* Your task: Omit the images, then print each record below exactly as it reads.

Collected data
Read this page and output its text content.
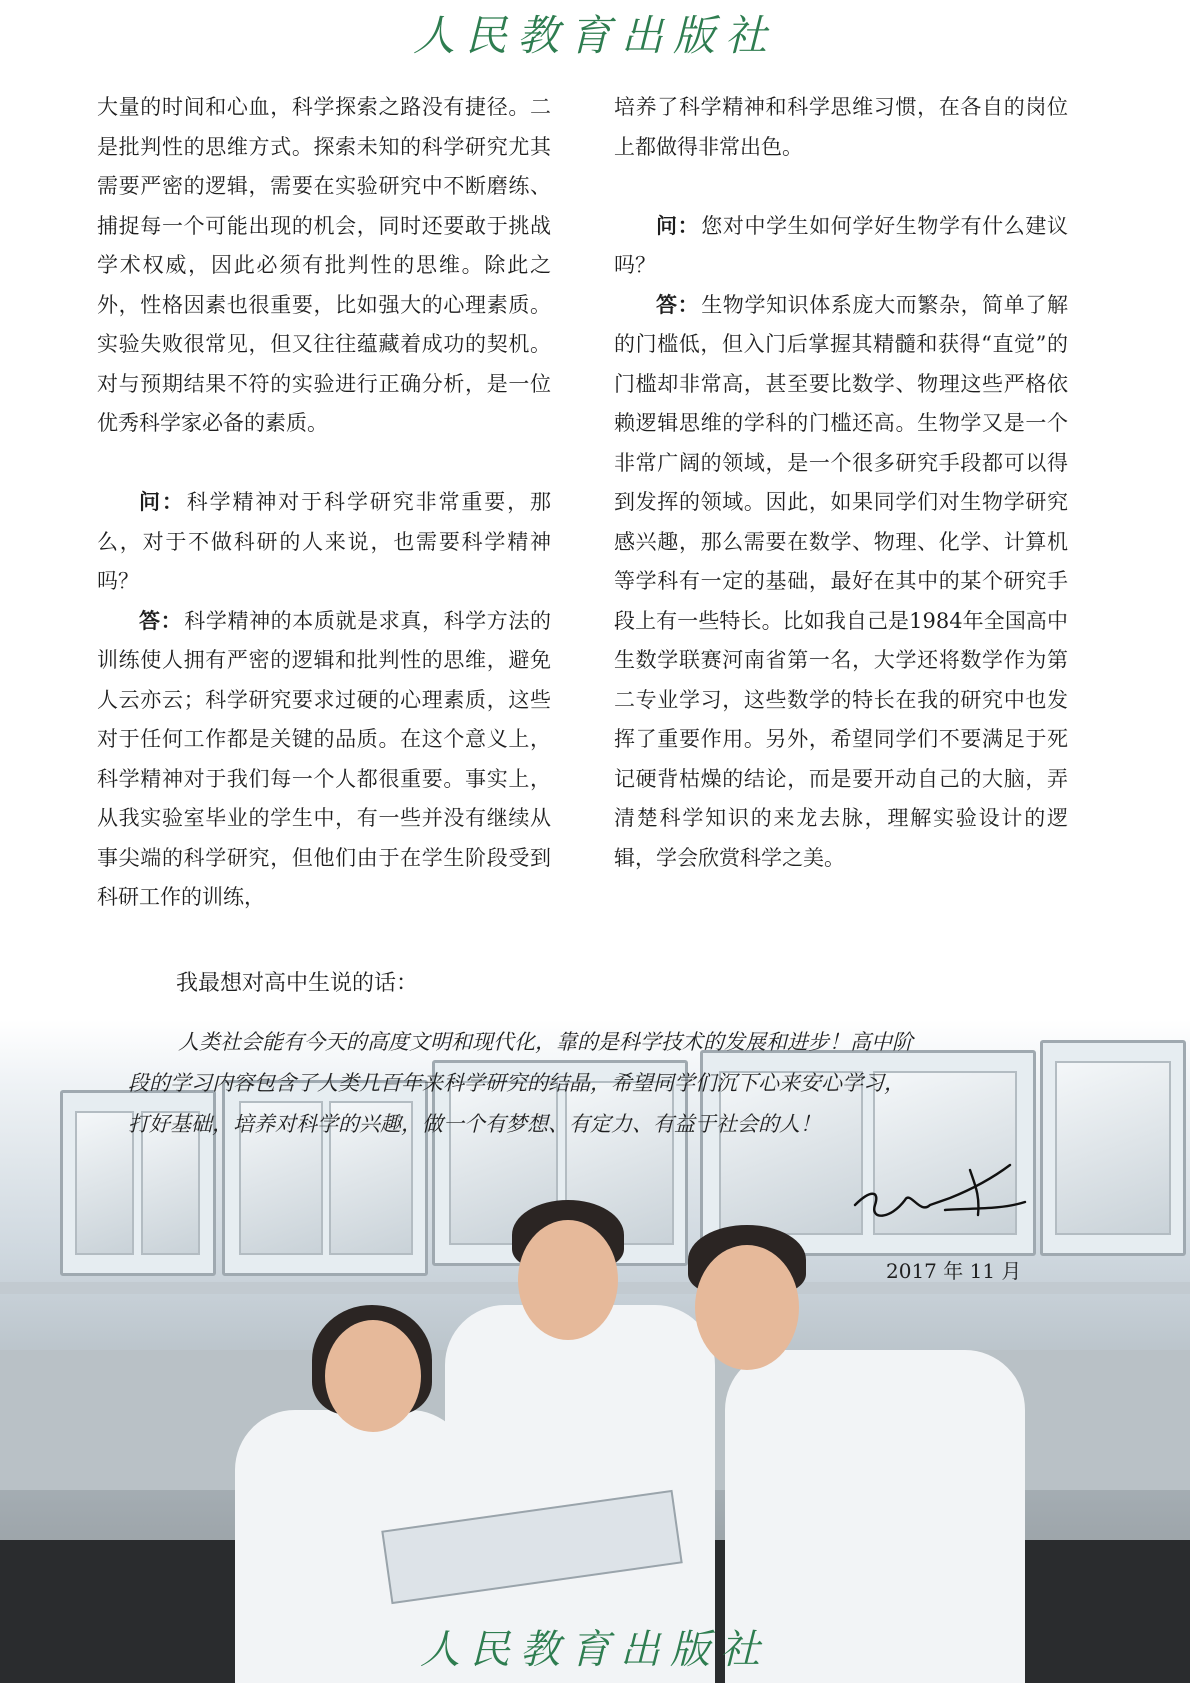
人民教育出版社

大量的时间和心血，科学探索之路没有捷径。二是批判性的思维方式。探索未知的科学研究尤其需要严密的逻辑，需要在实验研究中不断磨练、捕捉每一个可能出现的机会，同时还要敢于挑战学术权威，因此必须有批判性的思维。除此之外，性格因素也很重要，比如强大的心理素质。实验失败很常见，但又往往蕴藏着成功的契机。对与预期结果不符的实验进行正确分析，是一位优秀科学家必备的素质。

问：科学精神对于科学研究非常重要，那么，对于不做科研的人来说，也需要科学精神吗？

答：科学精神的本质就是求真，科学方法的训练使人拥有严密的逻辑和批判性的思维，避免人云亦云；科学研究要求过硬的心理素质，这些对于任何工作都是关键的品质。在这个意义上，科学精神对于我们每一个人都很重要。事实上，从我实验室毕业的学生中，有一些并没有继续从事尖端的科学研究，但他们由于在学生阶段受到科研工作的训练，

培养了科学精神和科学思维习惯，在各自的岗位上都做得非常出色。

问：您对中学生如何学好生物学有什么建议吗？

答：生物学知识体系庞大而繁杂，简单了解的门槛低，但入门后掌握其精髓和获得“直觉”的门槛却非常高，甚至要比数学、物理这些严格依赖逻辑思维的学科的门槛还高。生物学又是一个非常广阔的领域，是一个很多研究手段都可以得到发挥的领域。因此，如果同学们对生物学研究感兴趣，那么需要在数学、物理、化学、计算机等学科有一定的基础，最好在其中的某个研究手段上有一些特长。比如我自己是1984年全国高中生数学联赛河南省第一名，大学还将数学作为第二专业学习，这些数学的特长在我的研究中也发挥了重要作用。另外，希望同学们不要满足于死记硬背枯燥的结论，而是要开动自己的大脑，弄清楚科学知识的来龙去脉，理解实验设计的逻辑，学会欣赏科学之美。

我最想对高中生说的话：
人类社会能有今天的高度文明和现代化，靠的是科学技术的发展和进步！高中阶
段的学习内容包含了人类几百年来科学研究的结晶，希望同学们沉下心来安心学习，
打好基础，培养对科学的兴趣，做一个有梦想、有定力、有益于社会的人！
2017 年 11 月
人民教育出版社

* In response:
Read this page and output its text content.
人民教育出版社

大量的时间和心血，科学探索之路没有捷径。二是批判性的思维方式。探索未知的科学研究尤其需要严密的逻辑，需要在实验研究中不断磨练、捕捉每一个可能出现的机会，同时还要敢于挑战学术权威，因此必须有批判性的思维。除此之外，性格因素也很重要，比如强大的心理素质。实验失败很常见，但又往往蕴藏着成功的契机。对与预期结果不符的实验进行正确分析，是一位优秀科学家必备的素质。

问：科学精神对于科学研究非常重要，那么，对于不做科研的人来说，也需要科学精神吗？

答：科学精神的本质就是求真，科学方法的训练使人拥有严密的逻辑和批判性的思维，避免人云亦云；科学研究要求过硬的心理素质，这些对于任何工作都是关键的品质。在这个意义上，科学精神对于我们每一个人都很重要。事实上，从我实验室毕业的学生中，有一些并没有继续从事尖端的科学研究，但他们由于在学生阶段受到科研工作的训练，

培养了科学精神和科学思维习惯，在各自的岗位上都做得非常出色。

问：您对中学生如何学好生物学有什么建议吗？

答：生物学知识体系庞大而繁杂，简单了解的门槛低，但入门后掌握其精髓和获得“直觉”的门槛却非常高，甚至要比数学、物理这些严格依赖逻辑思维的学科的门槛还高。生物学又是一个非常广阔的领域，是一个很多研究手段都可以得到发挥的领域。因此，如果同学们对生物学研究感兴趣，那么需要在数学、物理、化学、计算机等学科有一定的基础，最好在其中的某个研究手段上有一些特长。比如我自己是1984年全国高中生数学联赛河南省第一名，大学还将数学作为第二专业学习，这些数学的特长在我的研究中也发挥了重要作用。另外，希望同学们不要满足于死记硬背枯燥的结论，而是要开动自己的大脑，弄清楚科学知识的来龙去脉，理解实验设计的逻辑，学会欣赏科学之美。

我最想对高中生说的话：
人类社会能有今天的高度文明和现代化，靠的是科学技术的发展和进步！高中阶
段的学习内容包含了人类几百年来科学研究的结晶，希望同学们沉下心来安心学习，
打好基础，培养对科学的兴趣，做一个有梦想、有定力、有益于社会的人！
2017 年 11 月
人民教育出版社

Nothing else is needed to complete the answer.